• Set problem
Without including any pictures, write out the listing below exactly.

• Records for this task
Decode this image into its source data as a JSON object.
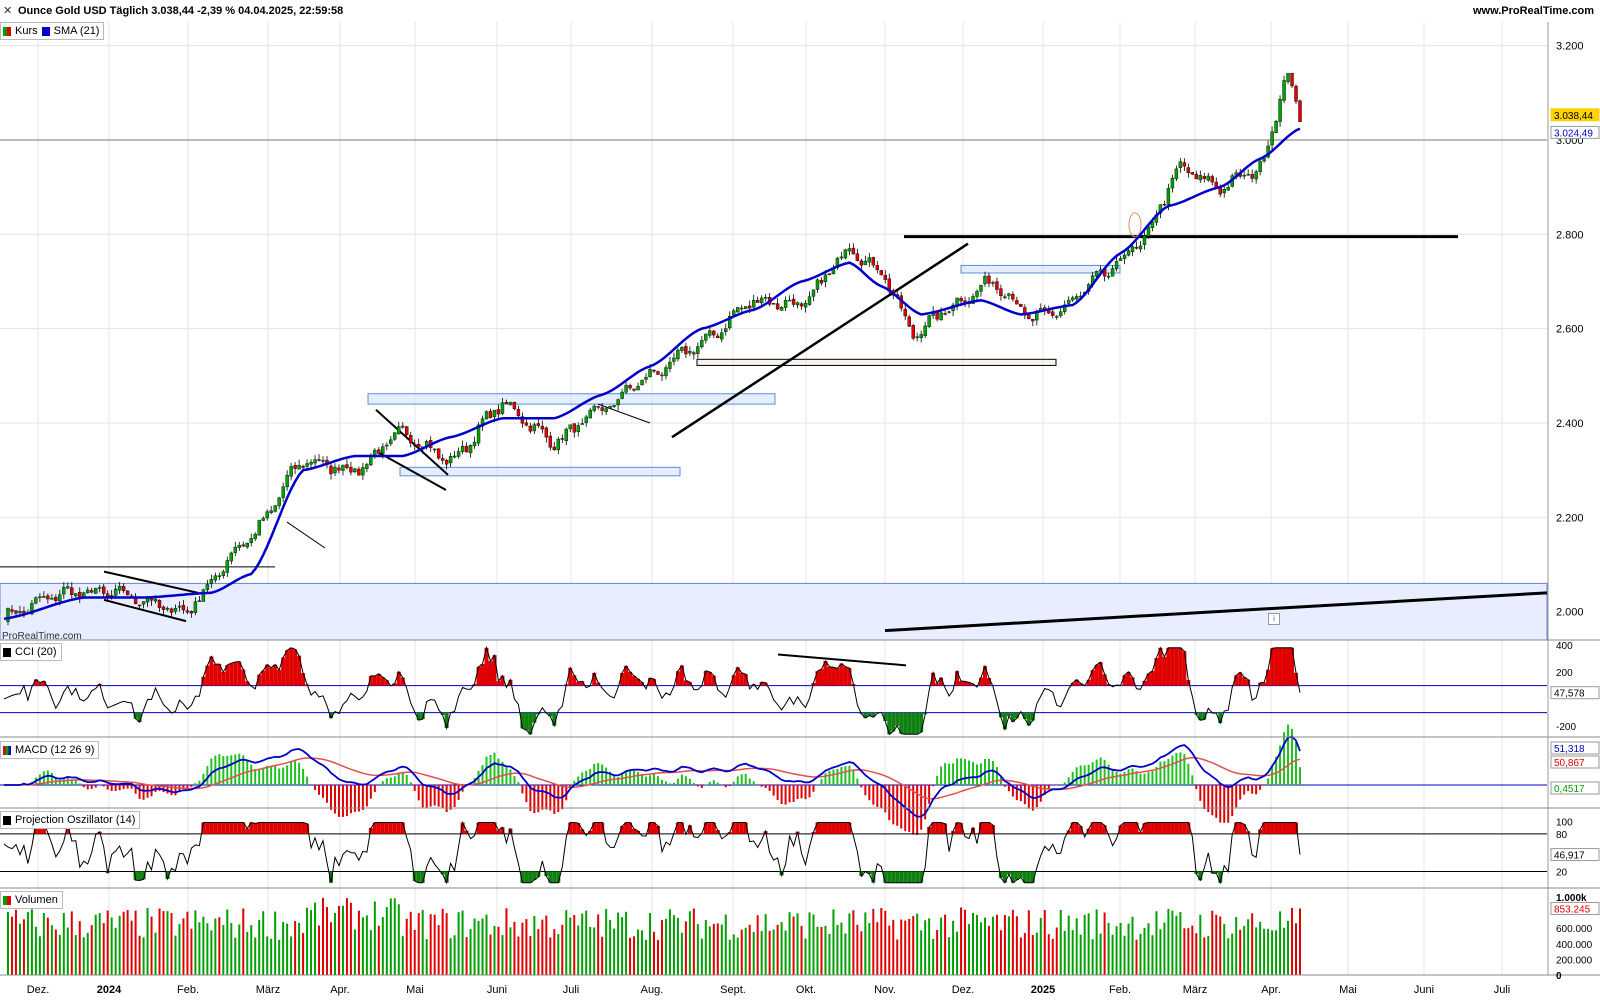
{
  "header": {
    "title": "Ounce Gold USD Täglich 3.038,44 -2,39 % 04.04.2025, 22:59:58",
    "brand": "www.ProRealTime.com",
    "watermark": "ProRealTime.com"
  },
  "colors": {
    "up": "#00a000",
    "down": "#e00000",
    "sma": "#0000c8",
    "macd_signal": "#e05050",
    "grid": "#e4e4e4",
    "zone_fill": "#e8eeff",
    "price_tag": "#ffd200"
  },
  "legends": {
    "price": [
      {
        "label": "Kurs",
        "icon": "updown-swatch"
      },
      {
        "label": "SMA (21)",
        "icon": "blue-swatch"
      }
    ],
    "cci": "CCI (20)",
    "macd": "MACD (12 26 9)",
    "projection": "Projection Oszillator (14)",
    "volume": "Volumen"
  },
  "chart_data": [
    {
      "type": "candlestick",
      "name": "Ounce Gold USD",
      "ylim": [
        1940,
        3250
      ],
      "yticks": [
        {
          "v": 2000,
          "label": "2.000"
        },
        {
          "v": 2200,
          "label": "2.200"
        },
        {
          "v": 2400,
          "label": "2.400"
        },
        {
          "v": 2600,
          "label": "2.600"
        },
        {
          "v": 2800,
          "label": "2.800"
        },
        {
          "v": 3000,
          "label": "3.000"
        },
        {
          "v": 3200,
          "label": "3.200"
        }
      ],
      "last_price": {
        "value": 3038.44,
        "label": "3.038,44"
      },
      "sma_last": {
        "value": 3024.49,
        "label": "3.024,49"
      },
      "x_labels": [
        "Dez.",
        "2024",
        "Feb.",
        "März",
        "Apr.",
        "Mai",
        "Juni",
        "Juli",
        "Aug.",
        "Sept.",
        "Okt.",
        "Nov.",
        "Dez.",
        "2025",
        "Feb.",
        "März",
        "Apr.",
        "Mai",
        "Juni",
        "Juli"
      ],
      "close_anchors": [
        [
          0,
          1990
        ],
        [
          15,
          2040
        ],
        [
          28,
          2040
        ],
        [
          45,
          2000
        ],
        [
          62,
          2160
        ],
        [
          75,
          2320
        ],
        [
          88,
          2300
        ],
        [
          100,
          2380
        ],
        [
          112,
          2320
        ],
        [
          125,
          2440
        ],
        [
          138,
          2360
        ],
        [
          150,
          2430
        ],
        [
          162,
          2500
        ],
        [
          175,
          2570
        ],
        [
          188,
          2660
        ],
        [
          200,
          2650
        ],
        [
          212,
          2770
        ],
        [
          220,
          2720
        ],
        [
          228,
          2590
        ],
        [
          238,
          2650
        ],
        [
          248,
          2700
        ],
        [
          258,
          2620
        ],
        [
          265,
          2640
        ],
        [
          275,
          2710
        ],
        [
          285,
          2780
        ],
        [
          295,
          2940
        ],
        [
          305,
          2900
        ],
        [
          315,
          2940
        ],
        [
          322,
          3140
        ],
        [
          325,
          3038
        ]
      ],
      "sma_anchors": [
        [
          0,
          1985
        ],
        [
          20,
          2030
        ],
        [
          35,
          2030
        ],
        [
          52,
          2040
        ],
        [
          62,
          2080
        ],
        [
          75,
          2300
        ],
        [
          88,
          2330
        ],
        [
          100,
          2330
        ],
        [
          112,
          2370
        ],
        [
          125,
          2410
        ],
        [
          138,
          2410
        ],
        [
          150,
          2460
        ],
        [
          162,
          2520
        ],
        [
          175,
          2600
        ],
        [
          188,
          2640
        ],
        [
          200,
          2700
        ],
        [
          212,
          2740
        ],
        [
          220,
          2690
        ],
        [
          230,
          2630
        ],
        [
          245,
          2660
        ],
        [
          255,
          2630
        ],
        [
          268,
          2650
        ],
        [
          280,
          2760
        ],
        [
          292,
          2860
        ],
        [
          305,
          2900
        ],
        [
          315,
          2960
        ],
        [
          325,
          3024
        ]
      ]
    },
    {
      "type": "line",
      "name": "CCI (20)",
      "ylim": [
        -280,
        430
      ],
      "yticks": [
        {
          "v": 400,
          "label": "400"
        },
        {
          "v": 200,
          "label": "200"
        },
        {
          "v": -200,
          "label": "-200"
        }
      ],
      "hlines": [
        100,
        -100
      ],
      "last_value": {
        "value": 47.578,
        "label": "47,578"
      }
    },
    {
      "type": "line",
      "name": "MACD (12 26 9)",
      "last_values": [
        {
          "label": "51,318",
          "series": "macd"
        },
        {
          "label": "50,867",
          "series": "signal"
        },
        {
          "label": "0,4517",
          "series": "histogram"
        }
      ]
    },
    {
      "type": "line",
      "name": "Projection Oszillator (14)",
      "ylim": [
        0,
        110
      ],
      "yticks": [
        {
          "v": 100,
          "label": "100"
        },
        {
          "v": 80,
          "label": "80"
        },
        {
          "v": 20,
          "label": "20"
        }
      ],
      "last_value": {
        "value": 46.917,
        "label": "46,917"
      }
    },
    {
      "type": "bar",
      "name": "Volumen",
      "yticks": [
        {
          "v": 1000000,
          "label": "1.000k"
        },
        {
          "v": 600000,
          "label": "600.000"
        },
        {
          "v": 400000,
          "label": "400.000"
        },
        {
          "v": 200000,
          "label": "200.000"
        },
        {
          "v": 0,
          "label": "0"
        }
      ],
      "last_value": {
        "value": 853245,
        "label": "853.245"
      }
    }
  ]
}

• Written answer
Decode this image into its source data as a JSON object.
{
  "header": {
    "title": "Ounce Gold USD Täglich 3.038,44 -2,39 % 04.04.2025, 22:59:58",
    "brand": "www.ProRealTime.com",
    "watermark": "ProRealTime.com"
  },
  "colors": {
    "up": "#00a000",
    "down": "#e00000",
    "sma": "#0000c8",
    "macd_signal": "#e05050",
    "grid": "#e4e4e4",
    "zone_fill": "#e8eeff",
    "price_tag": "#ffd200"
  },
  "legends": {
    "price": [
      {
        "label": "Kurs",
        "icon": "updown-swatch"
      },
      {
        "label": "SMA (21)",
        "icon": "blue-swatch"
      }
    ],
    "cci": "CCI (20)",
    "macd": "MACD (12 26 9)",
    "projection": "Projection Oszillator (14)",
    "volume": "Volumen"
  },
  "chart_data": [
    {
      "type": "candlestick",
      "name": "Ounce Gold USD",
      "ylim": [
        1940,
        3250
      ],
      "yticks": [
        {
          "v": 2000,
          "label": "2.000"
        },
        {
          "v": 2200,
          "label": "2.200"
        },
        {
          "v": 2400,
          "label": "2.400"
        },
        {
          "v": 2600,
          "label": "2.600"
        },
        {
          "v": 2800,
          "label": "2.800"
        },
        {
          "v": 3000,
          "label": "3.000"
        },
        {
          "v": 3200,
          "label": "3.200"
        }
      ],
      "last_price": {
        "value": 3038.44,
        "label": "3.038,44"
      },
      "sma_last": {
        "value": 3024.49,
        "label": "3.024,49"
      },
      "x_labels": [
        "Dez.",
        "2024",
        "Feb.",
        "März",
        "Apr.",
        "Mai",
        "Juni",
        "Juli",
        "Aug.",
        "Sept.",
        "Okt.",
        "Nov.",
        "Dez.",
        "2025",
        "Feb.",
        "März",
        "Apr.",
        "Mai",
        "Juni",
        "Juli"
      ],
      "close_anchors": [
        [
          0,
          1990
        ],
        [
          15,
          2040
        ],
        [
          28,
          2040
        ],
        [
          45,
          2000
        ],
        [
          62,
          2160
        ],
        [
          75,
          2320
        ],
        [
          88,
          2300
        ],
        [
          100,
          2380
        ],
        [
          112,
          2320
        ],
        [
          125,
          2440
        ],
        [
          138,
          2360
        ],
        [
          150,
          2430
        ],
        [
          162,
          2500
        ],
        [
          175,
          2570
        ],
        [
          188,
          2660
        ],
        [
          200,
          2650
        ],
        [
          212,
          2770
        ],
        [
          220,
          2720
        ],
        [
          228,
          2590
        ],
        [
          238,
          2650
        ],
        [
          248,
          2700
        ],
        [
          258,
          2620
        ],
        [
          265,
          2640
        ],
        [
          275,
          2710
        ],
        [
          285,
          2780
        ],
        [
          295,
          2940
        ],
        [
          305,
          2900
        ],
        [
          315,
          2940
        ],
        [
          322,
          3140
        ],
        [
          325,
          3038
        ]
      ],
      "sma_anchors": [
        [
          0,
          1985
        ],
        [
          20,
          2030
        ],
        [
          35,
          2030
        ],
        [
          52,
          2040
        ],
        [
          62,
          2080
        ],
        [
          75,
          2300
        ],
        [
          88,
          2330
        ],
        [
          100,
          2330
        ],
        [
          112,
          2370
        ],
        [
          125,
          2410
        ],
        [
          138,
          2410
        ],
        [
          150,
          2460
        ],
        [
          162,
          2520
        ],
        [
          175,
          2600
        ],
        [
          188,
          2640
        ],
        [
          200,
          2700
        ],
        [
          212,
          2740
        ],
        [
          220,
          2690
        ],
        [
          230,
          2630
        ],
        [
          245,
          2660
        ],
        [
          255,
          2630
        ],
        [
          268,
          2650
        ],
        [
          280,
          2760
        ],
        [
          292,
          2860
        ],
        [
          305,
          2900
        ],
        [
          315,
          2960
        ],
        [
          325,
          3024
        ]
      ]
    },
    {
      "type": "line",
      "name": "CCI (20)",
      "ylim": [
        -280,
        430
      ],
      "yticks": [
        {
          "v": 400,
          "label": "400"
        },
        {
          "v": 200,
          "label": "200"
        },
        {
          "v": -200,
          "label": "-200"
        }
      ],
      "hlines": [
        100,
        -100
      ],
      "last_value": {
        "value": 47.578,
        "label": "47,578"
      }
    },
    {
      "type": "line",
      "name": "MACD (12 26 9)",
      "last_values": [
        {
          "label": "51,318",
          "series": "macd"
        },
        {
          "label": "50,867",
          "series": "signal"
        },
        {
          "label": "0,4517",
          "series": "histogram"
        }
      ]
    },
    {
      "type": "line",
      "name": "Projection Oszillator (14)",
      "ylim": [
        0,
        110
      ],
      "yticks": [
        {
          "v": 100,
          "label": "100"
        },
        {
          "v": 80,
          "label": "80"
        },
        {
          "v": 20,
          "label": "20"
        }
      ],
      "last_value": {
        "value": 46.917,
        "label": "46,917"
      }
    },
    {
      "type": "bar",
      "name": "Volumen",
      "yticks": [
        {
          "v": 1000000,
          "label": "1.000k"
        },
        {
          "v": 600000,
          "label": "600.000"
        },
        {
          "v": 400000,
          "label": "400.000"
        },
        {
          "v": 200000,
          "label": "200.000"
        },
        {
          "v": 0,
          "label": "0"
        }
      ],
      "last_value": {
        "value": 853245,
        "label": "853.245"
      }
    }
  ]
}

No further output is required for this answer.